**Your instructions**: Quote the whole listing verbatim.

-- Start Given information --

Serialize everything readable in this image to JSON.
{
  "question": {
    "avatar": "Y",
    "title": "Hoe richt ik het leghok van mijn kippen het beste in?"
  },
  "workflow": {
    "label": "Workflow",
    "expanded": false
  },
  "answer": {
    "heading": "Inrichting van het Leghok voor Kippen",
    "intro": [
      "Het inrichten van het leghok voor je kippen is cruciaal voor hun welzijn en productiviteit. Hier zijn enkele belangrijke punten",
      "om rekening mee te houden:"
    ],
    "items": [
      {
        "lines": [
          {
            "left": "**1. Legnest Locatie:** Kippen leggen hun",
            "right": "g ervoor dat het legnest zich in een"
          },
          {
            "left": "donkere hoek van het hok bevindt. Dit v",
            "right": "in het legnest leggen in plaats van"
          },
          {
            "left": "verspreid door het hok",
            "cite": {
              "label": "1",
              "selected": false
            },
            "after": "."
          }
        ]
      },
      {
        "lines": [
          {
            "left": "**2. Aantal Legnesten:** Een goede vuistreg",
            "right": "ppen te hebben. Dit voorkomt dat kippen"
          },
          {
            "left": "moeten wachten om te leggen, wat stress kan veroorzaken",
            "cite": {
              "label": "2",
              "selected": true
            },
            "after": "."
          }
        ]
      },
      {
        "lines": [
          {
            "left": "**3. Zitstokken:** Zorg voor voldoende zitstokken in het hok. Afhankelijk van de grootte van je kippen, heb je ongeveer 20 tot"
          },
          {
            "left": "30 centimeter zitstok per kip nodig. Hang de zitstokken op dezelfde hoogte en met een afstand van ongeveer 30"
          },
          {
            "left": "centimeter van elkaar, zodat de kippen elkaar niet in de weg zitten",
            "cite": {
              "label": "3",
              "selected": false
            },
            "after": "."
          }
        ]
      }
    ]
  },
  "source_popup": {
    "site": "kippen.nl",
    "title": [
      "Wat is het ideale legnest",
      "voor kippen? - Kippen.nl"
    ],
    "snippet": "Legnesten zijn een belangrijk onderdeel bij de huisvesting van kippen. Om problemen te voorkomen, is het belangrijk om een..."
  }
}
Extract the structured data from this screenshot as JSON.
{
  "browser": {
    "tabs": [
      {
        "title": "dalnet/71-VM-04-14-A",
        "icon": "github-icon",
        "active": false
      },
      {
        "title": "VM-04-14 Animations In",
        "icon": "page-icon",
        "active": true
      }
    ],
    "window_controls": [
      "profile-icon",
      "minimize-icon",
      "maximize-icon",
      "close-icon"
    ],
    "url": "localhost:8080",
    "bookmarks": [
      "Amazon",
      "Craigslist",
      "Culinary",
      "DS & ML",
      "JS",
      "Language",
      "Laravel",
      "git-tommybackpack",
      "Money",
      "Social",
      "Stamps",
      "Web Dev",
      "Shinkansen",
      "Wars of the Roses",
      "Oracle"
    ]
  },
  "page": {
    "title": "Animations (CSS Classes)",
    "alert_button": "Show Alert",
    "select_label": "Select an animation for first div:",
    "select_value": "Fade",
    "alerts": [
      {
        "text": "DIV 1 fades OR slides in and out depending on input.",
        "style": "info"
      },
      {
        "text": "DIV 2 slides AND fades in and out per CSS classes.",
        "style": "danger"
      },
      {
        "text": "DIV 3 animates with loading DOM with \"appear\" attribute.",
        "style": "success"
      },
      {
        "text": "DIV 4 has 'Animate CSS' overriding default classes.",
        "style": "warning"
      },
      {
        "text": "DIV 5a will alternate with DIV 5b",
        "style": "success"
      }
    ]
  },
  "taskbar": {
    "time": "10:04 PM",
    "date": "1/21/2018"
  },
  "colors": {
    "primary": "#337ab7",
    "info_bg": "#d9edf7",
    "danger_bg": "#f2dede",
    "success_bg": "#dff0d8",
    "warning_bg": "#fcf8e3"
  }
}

-- End Given information --

**Correct output**:
Serialize everything readable in this image to JSON.
{
  "question": {
    "avatar": "Y",
    "title": "Hoe richt ik het leghok van mijn kippen het beste in?"
  },
  "workflow": {
    "label": "Workflow",
    "expanded": false
  },
  "answer": {
    "heading": "Inrichting van het Leghok voor Kippen",
    "intro": [
      "Het inrichten van het leghok voor je kippen is cruciaal voor hun welzijn en productiviteit. Hier zijn enkele belangrijke punten",
      "om rekening mee te houden:"
    ],
    "items": [
      {
        "lines": [
          {
            "left": "**1. Legnest Locatie:** Kippen leggen hun",
            "right": "g ervoor dat het legnest zich in een"
          },
          {
            "left": "donkere hoek van het hok bevindt. Dit v",
            "right": "in het legnest leggen in plaats van"
          },
          {
            "left": "verspreid door het hok",
            "cite": {
              "label": "1",
              "selected": false
            },
            "after": "."
          }
        ]
      },
      {
        "lines": [
          {
            "left": "**2. Aantal Legnesten:** Een goede vuistreg",
            "right": "ppen te hebben. Dit voorkomt dat kippen"
          },
          {
            "left": "moeten wachten om te leggen, wat stress kan veroorzaken",
            "cite": {
              "label": "2",
              "selected": true
            },
            "after": "."
          }
        ]
      },
      {
        "lines": [
          {
            "left": "**3. Zitstokken:** Zorg voor voldoende zitstokken in het hok. Afhankelijk van de grootte van je kippen, heb je ongeveer 20 tot"
          },
          {
            "left": "30 centimeter zitstok per kip nodig. Hang de zitstokken op dezelfde hoogte en met een afstand van ongeveer 30"
          },
          {
            "left": "centimeter van elkaar, zodat de kippen elkaar niet in de weg zitten",
            "cite": {
              "label": "3",
              "selected": false
            },
            "after": "."
          }
        ]
      }
    ]
  },
  "source_popup": {
    "site": "kippen.nl",
    "title": [
      "Wat is het ideale legnest",
      "voor kippen? - Kippen.nl"
    ],
    "snippet": "Legnesten zijn een belangrijk onderdeel bij de huisvesting van kippen. Om problemen te voorkomen, is het belangrijk om een..."
  }
}
Extract the structured data from this screenshot as JSON.
{
  "browser": {
    "tabs": [
      {
        "title": "dalnet/71-VM-04-14-A",
        "icon": "github-icon",
        "active": false
      },
      {
        "title": "VM-04-14 Animations In",
        "icon": "page-icon",
        "active": true
      }
    ],
    "window_controls": [
      "profile-icon",
      "minimize-icon",
      "maximize-icon",
      "close-icon"
    ],
    "url": "localhost:8080",
    "bookmarks": [
      "Amazon",
      "Craigslist",
      "Culinary",
      "DS & ML",
      "JS",
      "Language",
      "Laravel",
      "git-tommybackpack",
      "Money",
      "Social",
      "Stamps",
      "Web Dev",
      "Shinkansen",
      "Wars of the Roses",
      "Oracle"
    ]
  },
  "page": {
    "title": "Animations (CSS Classes)",
    "alert_button": "Show Alert",
    "select_label": "Select an animation for first div:",
    "select_value": "Fade",
    "alerts": [
      {
        "text": "DIV 1 fades OR slides in and out depending on input.",
        "style": "info"
      },
      {
        "text": "DIV 2 slides AND fades in and out per CSS classes.",
        "style": "danger"
      },
      {
        "text": "DIV 3 animates with loading DOM with \"appear\" attribute.",
        "style": "success"
      },
      {
        "text": "DIV 4 has 'Animate CSS' overriding default classes.",
        "style": "warning"
      },
      {
        "text": "DIV 5a will alternate with DIV 5b",
        "style": "success"
      }
    ]
  },
  "taskbar": {
    "time": "10:04 PM",
    "date": "1/21/2018"
  },
  "colors": {
    "primary": "#337ab7",
    "info_bg": "#d9edf7",
    "danger_bg": "#f2dede",
    "success_bg": "#dff0d8",
    "warning_bg": "#fcf8e3"
  }
}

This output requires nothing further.